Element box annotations
Start

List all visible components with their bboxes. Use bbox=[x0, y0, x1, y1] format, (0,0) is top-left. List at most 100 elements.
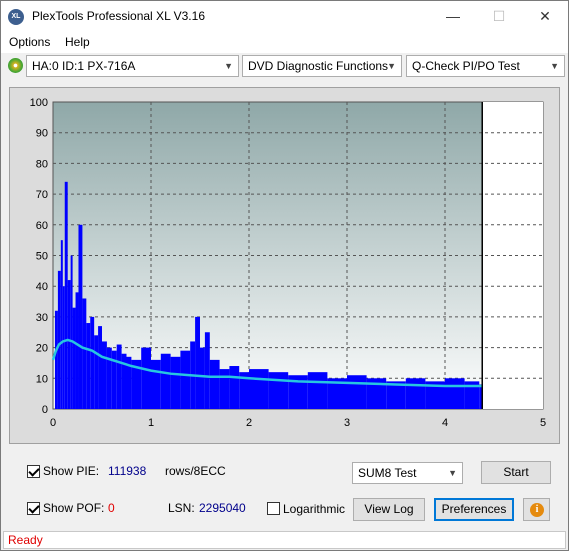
logarithmic-label: Logarithmic bbox=[283, 502, 346, 516]
pie-bar bbox=[170, 356, 181, 409]
pie-bar bbox=[62, 286, 65, 409]
chevron-down-icon: ▼ bbox=[387, 61, 396, 71]
pof-value: 0 bbox=[108, 501, 115, 515]
info-icon: i bbox=[530, 503, 544, 517]
menu-bar: Options Help bbox=[1, 32, 568, 53]
chevron-down-icon: ▼ bbox=[550, 61, 559, 71]
pie-bar bbox=[98, 326, 102, 409]
pie-bar bbox=[57, 270, 61, 409]
pie-bar bbox=[82, 298, 87, 409]
pie-bar bbox=[268, 372, 289, 409]
start-button[interactable]: Start bbox=[481, 461, 551, 484]
x-tick-label: 5 bbox=[540, 417, 546, 429]
test-select[interactable]: Q-Check PI/PO Test ▼ bbox=[406, 55, 565, 77]
y-tick-label: 90 bbox=[36, 128, 48, 140]
y-tick-label: 20 bbox=[36, 343, 48, 355]
view-log-button-label: View Log bbox=[364, 502, 414, 516]
sum-test-select[interactable]: SUM8 Test ▼ bbox=[352, 462, 463, 484]
pie-bar bbox=[195, 316, 200, 409]
preferences-button[interactable]: Preferences bbox=[434, 498, 514, 521]
disc-drive-icon bbox=[8, 58, 23, 73]
app-logo-icon: XL bbox=[8, 9, 24, 25]
status-text: Ready bbox=[8, 533, 43, 547]
maximize-button[interactable]: ☐ bbox=[476, 1, 522, 32]
drive-select-value: HA:0 ID:1 PX-716A bbox=[32, 59, 136, 73]
y-tick-label: 40 bbox=[36, 281, 48, 293]
rows-unit-label: rows/8ECC bbox=[165, 464, 226, 478]
show-pie-checkbox[interactable] bbox=[27, 465, 40, 478]
pie-bar bbox=[405, 378, 426, 409]
logarithmic-checkbox[interactable] bbox=[267, 502, 280, 515]
show-pof-label: Show POF: bbox=[43, 501, 105, 515]
pie-bar bbox=[204, 332, 210, 409]
close-button[interactable]: ✕ bbox=[522, 1, 568, 32]
chart-panel: 0 10 20 30 40 50 60 70 80 90 100 0 1 2 3 4 5 bbox=[9, 87, 560, 444]
drive-select[interactable]: HA:0 ID:1 PX-716A ▼ bbox=[26, 55, 239, 77]
preferences-button-label: Preferences bbox=[441, 502, 507, 516]
y-tick-label: 70 bbox=[36, 189, 48, 201]
y-tick-label: 10 bbox=[36, 373, 48, 385]
pie-bar bbox=[445, 378, 465, 409]
function-select-value: DVD Diagnostic Functions bbox=[248, 59, 389, 73]
pie-bar bbox=[67, 280, 71, 409]
lsn-value: 2295040 bbox=[199, 501, 246, 515]
pie-bar bbox=[54, 310, 58, 409]
x-tick-label: 4 bbox=[442, 417, 448, 429]
pie-bar bbox=[347, 375, 367, 409]
show-pof-checkbox[interactable] bbox=[27, 502, 40, 515]
pie-bar bbox=[249, 369, 269, 409]
pie-value: 111938 bbox=[108, 464, 147, 478]
y-tick-label: 30 bbox=[36, 312, 48, 324]
pie-bar bbox=[160, 353, 171, 409]
menu-options[interactable]: Options bbox=[9, 35, 50, 49]
y-tick-label: 50 bbox=[36, 251, 48, 263]
pie-bar bbox=[64, 181, 68, 409]
toolbar: HA:0 ID:1 PX-716A ▼ DVD Diagnostic Funct… bbox=[1, 53, 568, 79]
pie-bar bbox=[78, 224, 83, 409]
controls-panel: Show PIE: 111938 rows/8ECC SUM8 Test ▼ S… bbox=[9, 452, 560, 528]
sum-test-select-value: SUM8 Test bbox=[358, 466, 417, 480]
status-bar: Ready bbox=[3, 531, 566, 549]
menu-help[interactable]: Help bbox=[65, 35, 90, 49]
y-tick-label: 80 bbox=[36, 158, 48, 170]
lsn-label: LSN: bbox=[168, 501, 195, 515]
chevron-down-icon: ▼ bbox=[448, 468, 457, 478]
main-window: XL PlexTools Professional XL V3.16 — ☐ ✕… bbox=[0, 0, 569, 551]
pie-bar bbox=[180, 350, 191, 409]
test-select-value: Q-Check PI/PO Test bbox=[412, 59, 520, 73]
minimize-button[interactable]: — bbox=[430, 1, 476, 32]
pie-bar bbox=[106, 347, 112, 409]
x-tick-label: 1 bbox=[148, 417, 154, 429]
x-tick-label: 0 bbox=[50, 417, 56, 429]
y-tick-label: 0 bbox=[42, 404, 48, 416]
window-title: PlexTools Professional XL V3.16 bbox=[32, 9, 205, 23]
pie-bar bbox=[94, 335, 99, 409]
view-log-button[interactable]: View Log bbox=[353, 498, 425, 521]
pie-bar bbox=[200, 347, 205, 409]
x-tick-label: 2 bbox=[246, 417, 252, 429]
pie-bar bbox=[219, 369, 230, 409]
show-pie-label: Show PIE: bbox=[43, 464, 100, 478]
pie-bar bbox=[72, 307, 76, 409]
chevron-down-icon: ▼ bbox=[224, 61, 233, 71]
pie-bar bbox=[102, 341, 107, 409]
pie-bar bbox=[141, 347, 151, 409]
y-tick-label: 60 bbox=[36, 220, 48, 232]
pie-bar bbox=[90, 316, 95, 409]
y-tick-label: 100 bbox=[30, 97, 48, 109]
pie-bar bbox=[70, 255, 73, 409]
info-button[interactable]: i bbox=[523, 498, 550, 521]
pie-bar bbox=[209, 359, 220, 409]
pie-bar bbox=[229, 366, 240, 409]
pie-bar bbox=[307, 372, 328, 409]
pi-po-chart: 0 10 20 30 40 50 60 70 80 90 100 0 1 2 3 4 5 bbox=[30, 97, 546, 429]
function-select[interactable]: DVD Diagnostic Functions ▼ bbox=[242, 55, 402, 77]
title-bar: XL PlexTools Professional XL V3.16 — ☐ ✕ bbox=[1, 1, 568, 32]
x-tick-label: 3 bbox=[344, 417, 350, 429]
pie-bar bbox=[60, 240, 63, 409]
pie-bar bbox=[151, 359, 161, 409]
pie-bar bbox=[75, 292, 79, 409]
pie-bar bbox=[116, 344, 122, 409]
pie-bar bbox=[86, 323, 91, 409]
start-button-label: Start bbox=[503, 465, 529, 479]
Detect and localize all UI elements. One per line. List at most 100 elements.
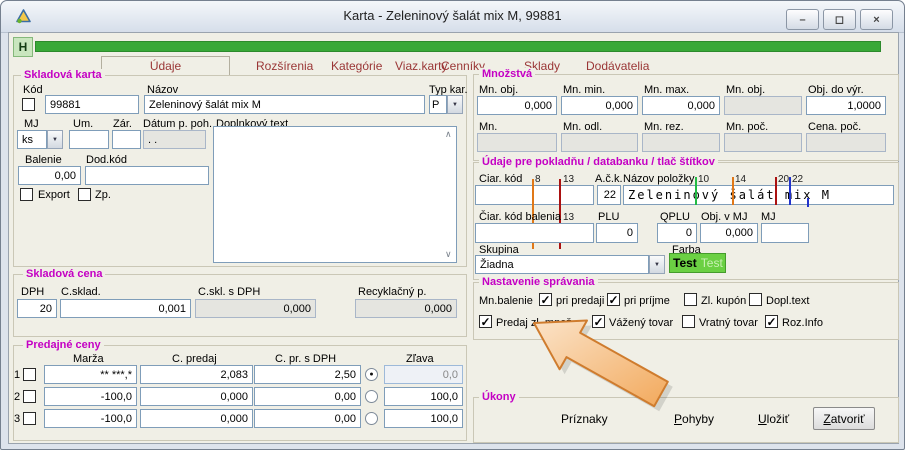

End

REQUIRED TASK: Rewrite the whole listing, changing "elements" to "items" and keeping everything else the same. Don't include the pictures in your answer.

ANSWER TO THE TASK:
List all visible components with their bboxes. Use bbox=[x0, y0, x1, y1] format, (0,0) is top-left. List at most 100 items.
logarithmic-label: Logarithmic bbox=[283, 502, 346, 516]
pie-bar bbox=[170, 356, 181, 409]
pie-bar bbox=[62, 286, 65, 409]
chevron-down-icon: ▼ bbox=[387, 61, 396, 71]
pof-value: 0 bbox=[108, 501, 115, 515]
info-icon: i bbox=[530, 503, 544, 517]
menu-bar: Options Help bbox=[1, 32, 568, 53]
chevron-down-icon: ▼ bbox=[550, 61, 559, 71]
pie-bar bbox=[98, 326, 102, 409]
pie-bar bbox=[57, 270, 61, 409]
pie-bar bbox=[82, 298, 87, 409]
pie-bar bbox=[268, 372, 289, 409]
start-button[interactable]: Start bbox=[481, 461, 551, 484]
x-tick-label: 5 bbox=[540, 417, 546, 429]
test-select[interactable]: Q-Check PI/PO Test ▼ bbox=[406, 55, 565, 77]
y-tick-label: 90 bbox=[36, 128, 48, 140]
y-tick-label: 20 bbox=[36, 343, 48, 355]
view-log-button-label: View Log bbox=[364, 502, 414, 516]
sum-test-select[interactable]: SUM8 Test ▼ bbox=[352, 462, 463, 484]
pie-bar bbox=[195, 316, 200, 409]
preferences-button[interactable]: Preferences bbox=[434, 498, 514, 521]
disc-drive-icon bbox=[8, 58, 23, 73]
app-logo-icon: XL bbox=[8, 9, 24, 25]
status-text: Ready bbox=[8, 533, 43, 547]
maximize-button[interactable]: ☐ bbox=[476, 1, 522, 32]
drive-select-value: HA:0 ID:1 PX-716A bbox=[32, 59, 136, 73]
y-tick-label: 40 bbox=[36, 281, 48, 293]
rows-unit-label: rows/8ECC bbox=[165, 464, 226, 478]
show-pie-checkbox[interactable] bbox=[27, 465, 40, 478]
pie-bar bbox=[405, 378, 426, 409]
logarithmic-checkbox[interactable] bbox=[267, 502, 280, 515]
show-pof-label: Show POF: bbox=[43, 501, 105, 515]
pie-bar bbox=[204, 332, 210, 409]
close-button[interactable]: ✕ bbox=[522, 1, 568, 32]
chart-panel: 0 10 20 30 40 50 60 70 80 90 100 0 1 2 3 4 5 bbox=[9, 87, 560, 444]
drive-select[interactable]: HA:0 ID:1 PX-716A ▼ bbox=[26, 55, 239, 77]
preferences-button-label: Preferences bbox=[441, 502, 507, 516]
y-tick-label: 70 bbox=[36, 189, 48, 201]
y-tick-label: 10 bbox=[36, 373, 48, 385]
pie-bar bbox=[445, 378, 465, 409]
function-select-value: DVD Diagnostic Functions bbox=[248, 59, 389, 73]
pie-bar bbox=[67, 280, 71, 409]
lsn-value: 2295040 bbox=[199, 501, 246, 515]
pie-bar bbox=[54, 310, 58, 409]
x-tick-label: 4 bbox=[442, 417, 448, 429]
pie-bar bbox=[347, 375, 367, 409]
show-pof-checkbox[interactable] bbox=[27, 502, 40, 515]
pie-bar bbox=[249, 369, 269, 409]
pie-value: 111938 bbox=[108, 464, 147, 478]
y-tick-label: 30 bbox=[36, 312, 48, 324]
pie-bar bbox=[160, 353, 171, 409]
menu-options[interactable]: Options bbox=[9, 35, 50, 49]
y-tick-label: 50 bbox=[36, 251, 48, 263]
pie-bar bbox=[64, 181, 68, 409]
toolbar: HA:0 ID:1 PX-716A ▼ DVD Diagnostic Funct… bbox=[1, 53, 568, 79]
pie-bar bbox=[78, 224, 83, 409]
controls-panel: Show PIE: 111938 rows/8ECC SUM8 Test ▼ S… bbox=[9, 452, 560, 528]
sum-test-select-value: SUM8 Test bbox=[358, 466, 417, 480]
status-bar: Ready bbox=[3, 531, 566, 549]
menu-help[interactable]: Help bbox=[65, 35, 90, 49]
y-tick-label: 80 bbox=[36, 158, 48, 170]
lsn-label: LSN: bbox=[168, 501, 195, 515]
chevron-down-icon: ▼ bbox=[448, 468, 457, 478]
main-window: XL PlexTools Professional XL V3.16 — ☐ ✕… bbox=[0, 0, 569, 551]
pie-bar bbox=[180, 350, 191, 409]
test-select-value: Q-Check PI/PO Test bbox=[412, 59, 520, 73]
minimize-button[interactable]: — bbox=[430, 1, 476, 32]
pie-bar bbox=[106, 347, 112, 409]
x-tick-label: 1 bbox=[148, 417, 154, 429]
x-tick-label: 0 bbox=[50, 417, 56, 429]
y-tick-label: 0 bbox=[42, 404, 48, 416]
window-title: PlexTools Professional XL V3.16 bbox=[32, 9, 205, 23]
pie-bar bbox=[94, 335, 99, 409]
view-log-button[interactable]: View Log bbox=[353, 498, 425, 521]
pie-bar bbox=[200, 347, 205, 409]
x-tick-label: 2 bbox=[246, 417, 252, 429]
pie-bar bbox=[219, 369, 230, 409]
show-pie-label: Show PIE: bbox=[43, 464, 100, 478]
pie-bar bbox=[72, 307, 76, 409]
chevron-down-icon: ▼ bbox=[224, 61, 233, 71]
pie-bar bbox=[102, 341, 107, 409]
pie-bar bbox=[141, 347, 151, 409]
y-tick-label: 60 bbox=[36, 220, 48, 232]
pie-bar bbox=[90, 316, 95, 409]
y-tick-label: 100 bbox=[30, 97, 48, 109]
pie-bar bbox=[70, 255, 73, 409]
info-button[interactable]: i bbox=[523, 498, 550, 521]
pie-bar bbox=[209, 359, 220, 409]
pie-bar bbox=[229, 366, 240, 409]
pie-bar bbox=[307, 372, 328, 409]
pi-po-chart: 0 10 20 30 40 50 60 70 80 90 100 0 1 2 3 4 5 bbox=[30, 97, 546, 429]
function-select[interactable]: DVD Diagnostic Functions ▼ bbox=[242, 55, 402, 77]
title-bar: XL PlexTools Professional XL V3.16 — ☐ ✕ bbox=[1, 1, 568, 32]
x-tick-label: 3 bbox=[344, 417, 350, 429]
pie-bar bbox=[60, 240, 63, 409]
pie-bar bbox=[151, 359, 161, 409]
pie-bar bbox=[75, 292, 79, 409]
pie-bar bbox=[116, 344, 122, 409]
pie-bar bbox=[86, 323, 91, 409]
start-button-label: Start bbox=[503, 465, 529, 479]
Detect and localize all UI items. One per line. List at most 100 items.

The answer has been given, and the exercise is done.